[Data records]
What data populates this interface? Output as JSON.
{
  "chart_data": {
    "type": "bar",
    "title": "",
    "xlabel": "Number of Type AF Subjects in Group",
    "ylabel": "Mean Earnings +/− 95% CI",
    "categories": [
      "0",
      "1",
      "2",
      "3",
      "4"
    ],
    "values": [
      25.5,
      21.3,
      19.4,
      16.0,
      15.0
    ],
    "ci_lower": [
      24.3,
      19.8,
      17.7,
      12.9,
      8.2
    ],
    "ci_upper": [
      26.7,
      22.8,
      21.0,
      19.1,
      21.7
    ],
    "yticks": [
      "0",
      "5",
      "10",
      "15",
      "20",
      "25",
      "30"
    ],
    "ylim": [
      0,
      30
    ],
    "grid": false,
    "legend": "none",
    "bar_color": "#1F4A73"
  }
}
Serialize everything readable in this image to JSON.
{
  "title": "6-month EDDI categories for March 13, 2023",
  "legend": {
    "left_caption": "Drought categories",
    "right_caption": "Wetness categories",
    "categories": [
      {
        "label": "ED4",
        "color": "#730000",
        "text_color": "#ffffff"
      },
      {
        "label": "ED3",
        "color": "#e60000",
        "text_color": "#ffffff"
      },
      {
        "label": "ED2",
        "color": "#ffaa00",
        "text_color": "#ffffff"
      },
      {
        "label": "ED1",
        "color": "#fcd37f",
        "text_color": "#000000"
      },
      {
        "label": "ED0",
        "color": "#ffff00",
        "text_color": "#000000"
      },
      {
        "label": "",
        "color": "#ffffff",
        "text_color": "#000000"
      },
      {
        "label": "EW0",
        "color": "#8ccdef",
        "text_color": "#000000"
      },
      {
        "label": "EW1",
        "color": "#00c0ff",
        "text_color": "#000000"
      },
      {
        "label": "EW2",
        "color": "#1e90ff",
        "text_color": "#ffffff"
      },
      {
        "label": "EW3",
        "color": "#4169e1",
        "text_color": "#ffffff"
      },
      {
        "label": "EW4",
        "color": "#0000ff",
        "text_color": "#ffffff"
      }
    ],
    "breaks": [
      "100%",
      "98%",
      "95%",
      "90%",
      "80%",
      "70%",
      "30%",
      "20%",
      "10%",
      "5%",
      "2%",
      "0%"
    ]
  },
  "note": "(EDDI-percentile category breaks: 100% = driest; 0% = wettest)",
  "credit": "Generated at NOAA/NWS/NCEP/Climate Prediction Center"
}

## AIM
Report all lines of the data that include the word "this".

## RESULT
What data populates this interface? Output as JSON.
Serialize everything readable in this image to JSON.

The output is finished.